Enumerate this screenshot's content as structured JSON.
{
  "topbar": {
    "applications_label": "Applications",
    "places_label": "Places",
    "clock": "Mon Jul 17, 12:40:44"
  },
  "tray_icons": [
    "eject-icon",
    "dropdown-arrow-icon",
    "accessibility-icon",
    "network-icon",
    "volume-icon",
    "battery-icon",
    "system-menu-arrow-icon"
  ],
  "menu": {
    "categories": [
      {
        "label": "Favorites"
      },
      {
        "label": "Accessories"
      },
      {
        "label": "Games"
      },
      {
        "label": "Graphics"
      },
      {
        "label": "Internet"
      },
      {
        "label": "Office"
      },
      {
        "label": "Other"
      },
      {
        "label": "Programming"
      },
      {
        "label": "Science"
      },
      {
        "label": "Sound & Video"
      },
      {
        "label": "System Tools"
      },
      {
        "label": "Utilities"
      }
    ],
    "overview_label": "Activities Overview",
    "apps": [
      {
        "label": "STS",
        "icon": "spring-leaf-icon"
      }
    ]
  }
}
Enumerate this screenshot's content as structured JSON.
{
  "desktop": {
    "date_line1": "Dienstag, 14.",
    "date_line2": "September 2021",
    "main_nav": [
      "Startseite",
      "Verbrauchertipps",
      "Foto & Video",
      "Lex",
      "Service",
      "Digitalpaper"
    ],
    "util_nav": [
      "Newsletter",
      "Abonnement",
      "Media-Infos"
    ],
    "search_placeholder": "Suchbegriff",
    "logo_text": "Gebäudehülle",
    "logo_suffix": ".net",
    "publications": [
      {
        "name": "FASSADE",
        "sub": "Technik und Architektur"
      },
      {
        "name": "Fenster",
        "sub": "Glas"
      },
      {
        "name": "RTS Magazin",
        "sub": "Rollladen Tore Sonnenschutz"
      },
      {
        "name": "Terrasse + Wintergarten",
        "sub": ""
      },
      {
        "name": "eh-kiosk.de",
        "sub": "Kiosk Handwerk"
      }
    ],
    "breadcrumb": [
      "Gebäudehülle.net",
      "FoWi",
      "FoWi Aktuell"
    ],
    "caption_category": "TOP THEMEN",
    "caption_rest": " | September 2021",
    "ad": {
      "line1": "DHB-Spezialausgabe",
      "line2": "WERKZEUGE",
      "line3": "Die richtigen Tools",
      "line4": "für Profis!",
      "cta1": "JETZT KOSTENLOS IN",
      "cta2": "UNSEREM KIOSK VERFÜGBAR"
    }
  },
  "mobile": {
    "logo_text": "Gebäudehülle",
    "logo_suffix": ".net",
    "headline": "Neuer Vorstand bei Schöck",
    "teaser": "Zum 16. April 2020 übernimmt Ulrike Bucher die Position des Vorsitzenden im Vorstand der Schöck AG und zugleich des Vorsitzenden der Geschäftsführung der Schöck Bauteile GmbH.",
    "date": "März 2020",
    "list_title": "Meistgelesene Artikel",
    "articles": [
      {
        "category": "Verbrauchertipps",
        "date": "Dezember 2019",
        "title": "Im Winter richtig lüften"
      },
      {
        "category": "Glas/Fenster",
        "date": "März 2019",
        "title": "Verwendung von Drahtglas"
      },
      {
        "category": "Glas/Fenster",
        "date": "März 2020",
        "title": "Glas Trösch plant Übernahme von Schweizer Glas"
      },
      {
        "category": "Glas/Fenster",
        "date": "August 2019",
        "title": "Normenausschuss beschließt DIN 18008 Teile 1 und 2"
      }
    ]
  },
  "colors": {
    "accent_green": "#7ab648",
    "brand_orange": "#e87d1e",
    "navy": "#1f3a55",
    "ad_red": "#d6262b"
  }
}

> [Problem] Write all of the records out again exactly.

> [Full response]
Enumerate this screenshot's content as structured JSON.
{
  "topbar": {
    "applications_label": "Applications",
    "places_label": "Places",
    "clock": "Mon Jul 17, 12:40:44"
  },
  "tray_icons": [
    "eject-icon",
    "dropdown-arrow-icon",
    "accessibility-icon",
    "network-icon",
    "volume-icon",
    "battery-icon",
    "system-menu-arrow-icon"
  ],
  "menu": {
    "categories": [
      {
        "label": "Favorites"
      },
      {
        "label": "Accessories"
      },
      {
        "label": "Games"
      },
      {
        "label": "Graphics"
      },
      {
        "label": "Internet"
      },
      {
        "label": "Office"
      },
      {
        "label": "Other"
      },
      {
        "label": "Programming"
      },
      {
        "label": "Science"
      },
      {
        "label": "Sound & Video"
      },
      {
        "label": "System Tools"
      },
      {
        "label": "Utilities"
      }
    ],
    "overview_label": "Activities Overview",
    "apps": [
      {
        "label": "STS",
        "icon": "spring-leaf-icon"
      }
    ]
  }
}
Enumerate this screenshot's content as structured JSON.
{
  "desktop": {
    "date_line1": "Dienstag, 14.",
    "date_line2": "September 2021",
    "main_nav": [
      "Startseite",
      "Verbrauchertipps",
      "Foto & Video",
      "Lex",
      "Service",
      "Digitalpaper"
    ],
    "util_nav": [
      "Newsletter",
      "Abonnement",
      "Media-Infos"
    ],
    "search_placeholder": "Suchbegriff",
    "logo_text": "Gebäudehülle",
    "logo_suffix": ".net",
    "publications": [
      {
        "name": "FASSADE",
        "sub": "Technik und Architektur"
      },
      {
        "name": "Fenster",
        "sub": "Glas"
      },
      {
        "name": "RTS Magazin",
        "sub": "Rollladen Tore Sonnenschutz"
      },
      {
        "name": "Terrasse + Wintergarten",
        "sub": ""
      },
      {
        "name": "eh-kiosk.de",
        "sub": "Kiosk Handwerk"
      }
    ],
    "breadcrumb": [
      "Gebäudehülle.net",
      "FoWi",
      "FoWi Aktuell"
    ],
    "caption_category": "TOP THEMEN",
    "caption_rest": " | September 2021",
    "ad": {
      "line1": "DHB-Spezialausgabe",
      "line2": "WERKZEUGE",
      "line3": "Die richtigen Tools",
      "line4": "für Profis!",
      "cta1": "JETZT KOSTENLOS IN",
      "cta2": "UNSEREM KIOSK VERFÜGBAR"
    }
  },
  "mobile": {
    "logo_text": "Gebäudehülle",
    "logo_suffix": ".net",
    "headline": "Neuer Vorstand bei Schöck",
    "teaser": "Zum 16. April 2020 übernimmt Ulrike Bucher die Position des Vorsitzenden im Vorstand der Schöck AG und zugleich des Vorsitzenden der Geschäftsführung der Schöck Bauteile GmbH.",
    "date": "März 2020",
    "list_title": "Meistgelesene Artikel",
    "articles": [
      {
        "category": "Verbrauchertipps",
        "date": "Dezember 2019",
        "title": "Im Winter richtig lüften"
      },
      {
        "category": "Glas/Fenster",
        "date": "März 2019",
        "title": "Verwendung von Drahtglas"
      },
      {
        "category": "Glas/Fenster",
        "date": "März 2020",
        "title": "Glas Trösch plant Übernahme von Schweizer Glas"
      },
      {
        "category": "Glas/Fenster",
        "date": "August 2019",
        "title": "Normenausschuss beschließt DIN 18008 Teile 1 und 2"
      }
    ]
  },
  "colors": {
    "accent_green": "#7ab648",
    "brand_orange": "#e87d1e",
    "navy": "#1f3a55",
    "ad_red": "#d6262b"
  }
}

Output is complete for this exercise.